What to work on. Leave the pictures out and transcribe every record exactly.

::::::::

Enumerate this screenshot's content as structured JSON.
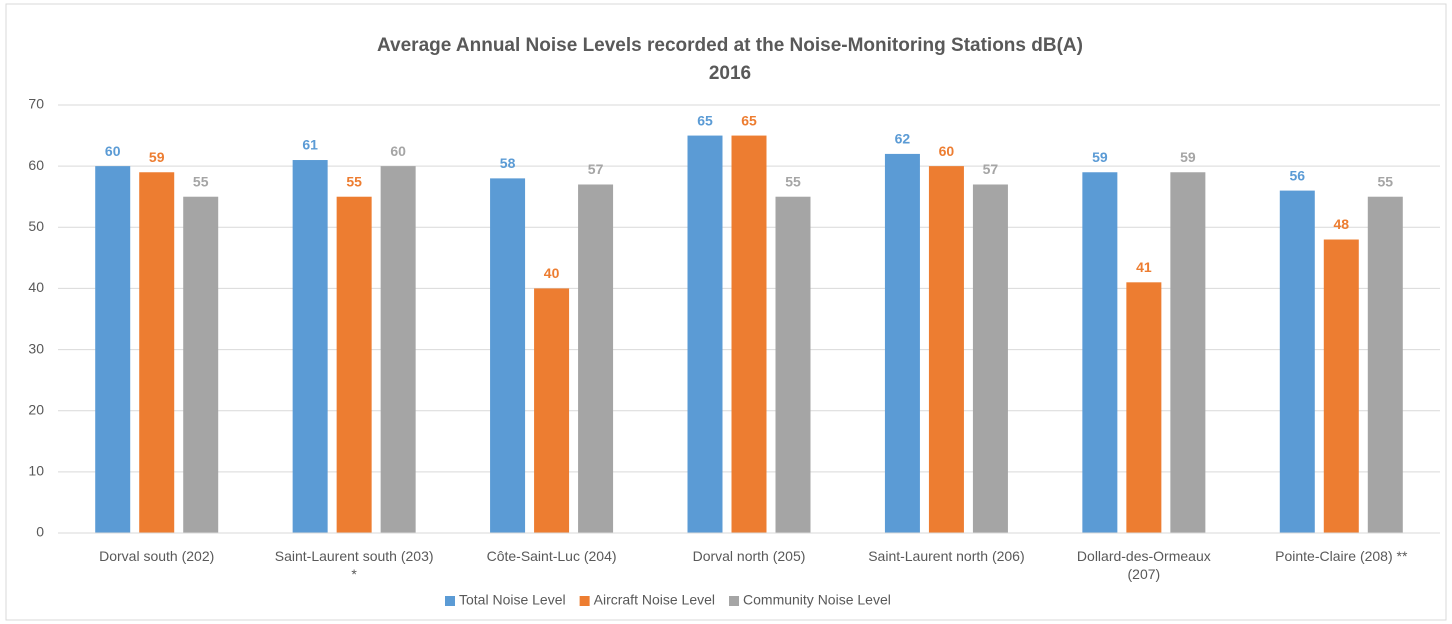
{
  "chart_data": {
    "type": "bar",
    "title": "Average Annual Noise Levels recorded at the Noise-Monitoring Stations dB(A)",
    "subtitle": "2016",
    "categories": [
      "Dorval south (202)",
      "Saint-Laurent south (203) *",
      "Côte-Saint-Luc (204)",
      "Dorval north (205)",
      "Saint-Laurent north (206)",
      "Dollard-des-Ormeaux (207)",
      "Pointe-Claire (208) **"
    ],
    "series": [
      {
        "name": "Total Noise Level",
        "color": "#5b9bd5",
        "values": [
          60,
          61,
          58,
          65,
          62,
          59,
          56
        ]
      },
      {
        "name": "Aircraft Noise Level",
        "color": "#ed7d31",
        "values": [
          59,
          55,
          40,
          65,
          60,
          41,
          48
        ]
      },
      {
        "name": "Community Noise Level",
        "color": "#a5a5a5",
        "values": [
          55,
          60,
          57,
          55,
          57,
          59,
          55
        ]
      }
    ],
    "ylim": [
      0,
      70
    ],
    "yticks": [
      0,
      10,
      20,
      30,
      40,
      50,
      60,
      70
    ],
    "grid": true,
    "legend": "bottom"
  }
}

::::::::

Written answer.
Enumerate this screenshot's content as structured JSON.
{
  "chart_data": {
    "type": "bar",
    "title": "Average Annual Noise Levels recorded at the Noise-Monitoring Stations dB(A)",
    "subtitle": "2016",
    "categories": [
      "Dorval south (202)",
      "Saint-Laurent south (203) *",
      "Côte-Saint-Luc (204)",
      "Dorval north (205)",
      "Saint-Laurent north (206)",
      "Dollard-des-Ormeaux (207)",
      "Pointe-Claire (208) **"
    ],
    "series": [
      {
        "name": "Total Noise Level",
        "color": "#5b9bd5",
        "values": [
          60,
          61,
          58,
          65,
          62,
          59,
          56
        ]
      },
      {
        "name": "Aircraft Noise Level",
        "color": "#ed7d31",
        "values": [
          59,
          55,
          40,
          65,
          60,
          41,
          48
        ]
      },
      {
        "name": "Community Noise Level",
        "color": "#a5a5a5",
        "values": [
          55,
          60,
          57,
          55,
          57,
          59,
          55
        ]
      }
    ],
    "ylim": [
      0,
      70
    ],
    "yticks": [
      0,
      10,
      20,
      30,
      40,
      50,
      60,
      70
    ],
    "grid": true,
    "legend": "bottom"
  }
}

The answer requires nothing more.